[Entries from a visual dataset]
<<<<

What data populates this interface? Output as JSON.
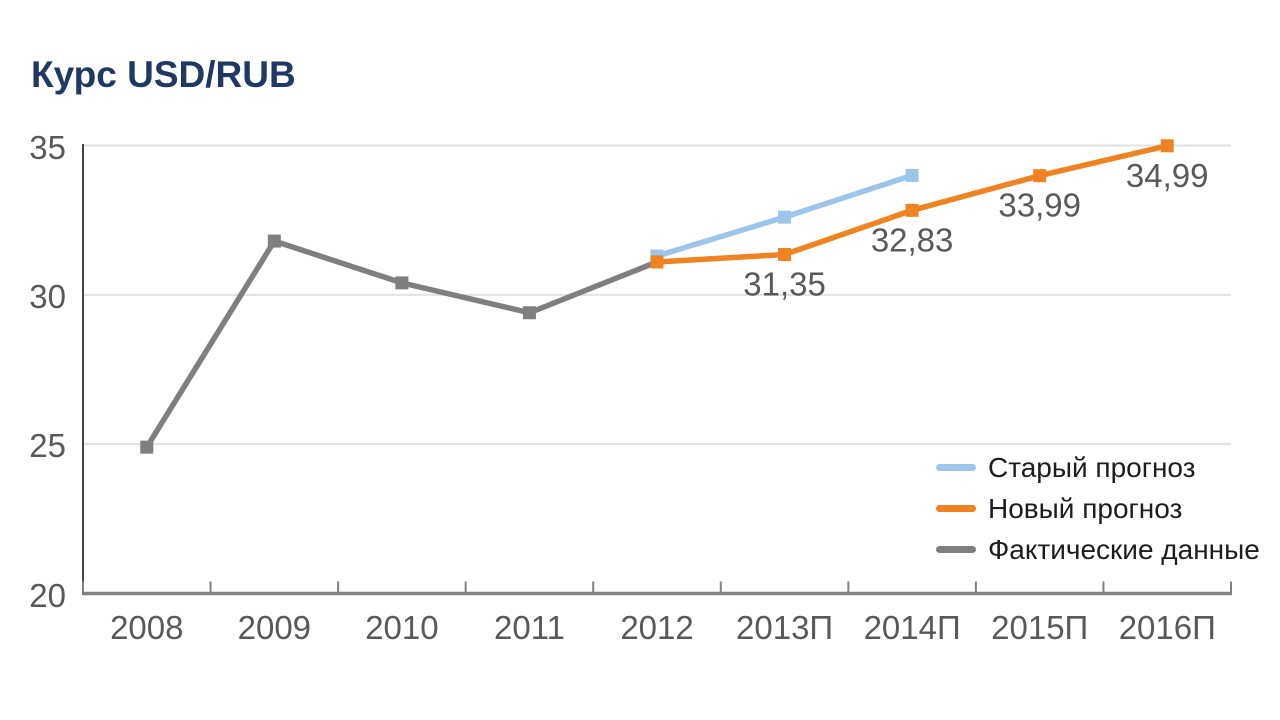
{
  "title": "Курс USD/RUB",
  "colors": {
    "title_text": "#1F3864",
    "axis_text": "#595959",
    "data_label_text": "#595959",
    "legend_text": "#1d1d1d",
    "gridline": "#E2E2E2",
    "x_axis_line": "#808080",
    "y_axis_line": "#454545",
    "tick_mark": "#808080",
    "old_forecast": "#9DC5EA",
    "new_forecast": "#EF8322",
    "actual": "#7F7F7F"
  },
  "chart_data": {
    "type": "line",
    "title": "Курс USD/RUB",
    "xlabel": "",
    "ylabel": "",
    "categories": [
      "2008",
      "2009",
      "2010",
      "2011",
      "2012",
      "2013П",
      "2014П",
      "2015П",
      "2016П"
    ],
    "ylim": [
      20,
      35
    ],
    "yticks": [
      35,
      30,
      25,
      20
    ],
    "grid": "horizontal-only",
    "legend_position": "inside-bottom-right",
    "marker": "square",
    "series": [
      {
        "key": "old-forecast",
        "name": "Старый прогноз",
        "color": "#9DC5EA",
        "values": [
          null,
          null,
          null,
          null,
          31.3,
          32.6,
          34.0,
          null,
          null
        ],
        "labels": null
      },
      {
        "key": "new-forecast",
        "name": "Новый прогноз",
        "color": "#EF8322",
        "values": [
          null,
          null,
          null,
          null,
          31.1,
          31.35,
          32.83,
          33.99,
          34.99
        ],
        "labels": [
          null,
          null,
          null,
          null,
          null,
          "31,35",
          "32,83",
          "33,99",
          "34,99"
        ]
      },
      {
        "key": "actual",
        "name": "Фактические данные",
        "color": "#7F7F7F",
        "values": [
          24.9,
          31.8,
          30.4,
          29.4,
          31.1,
          null,
          null,
          null,
          null
        ],
        "labels": null
      }
    ]
  }
}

>>>>

PROBLEM DETAILS:
The pictures should not appear in the copy; every other part of the records above must be returned exactly.

EXPECTED ANSWER:
What data populates this interface? Output as JSON.
{
  "title": "Курс USD/RUB",
  "colors": {
    "title_text": "#1F3864",
    "axis_text": "#595959",
    "data_label_text": "#595959",
    "legend_text": "#1d1d1d",
    "gridline": "#E2E2E2",
    "x_axis_line": "#808080",
    "y_axis_line": "#454545",
    "tick_mark": "#808080",
    "old_forecast": "#9DC5EA",
    "new_forecast": "#EF8322",
    "actual": "#7F7F7F"
  },
  "chart_data": {
    "type": "line",
    "title": "Курс USD/RUB",
    "xlabel": "",
    "ylabel": "",
    "categories": [
      "2008",
      "2009",
      "2010",
      "2011",
      "2012",
      "2013П",
      "2014П",
      "2015П",
      "2016П"
    ],
    "ylim": [
      20,
      35
    ],
    "yticks": [
      35,
      30,
      25,
      20
    ],
    "grid": "horizontal-only",
    "legend_position": "inside-bottom-right",
    "marker": "square",
    "series": [
      {
        "key": "old-forecast",
        "name": "Старый прогноз",
        "color": "#9DC5EA",
        "values": [
          null,
          null,
          null,
          null,
          31.3,
          32.6,
          34.0,
          null,
          null
        ],
        "labels": null
      },
      {
        "key": "new-forecast",
        "name": "Новый прогноз",
        "color": "#EF8322",
        "values": [
          null,
          null,
          null,
          null,
          31.1,
          31.35,
          32.83,
          33.99,
          34.99
        ],
        "labels": [
          null,
          null,
          null,
          null,
          null,
          "31,35",
          "32,83",
          "33,99",
          "34,99"
        ]
      },
      {
        "key": "actual",
        "name": "Фактические данные",
        "color": "#7F7F7F",
        "values": [
          24.9,
          31.8,
          30.4,
          29.4,
          31.1,
          null,
          null,
          null,
          null
        ],
        "labels": null
      }
    ]
  }
}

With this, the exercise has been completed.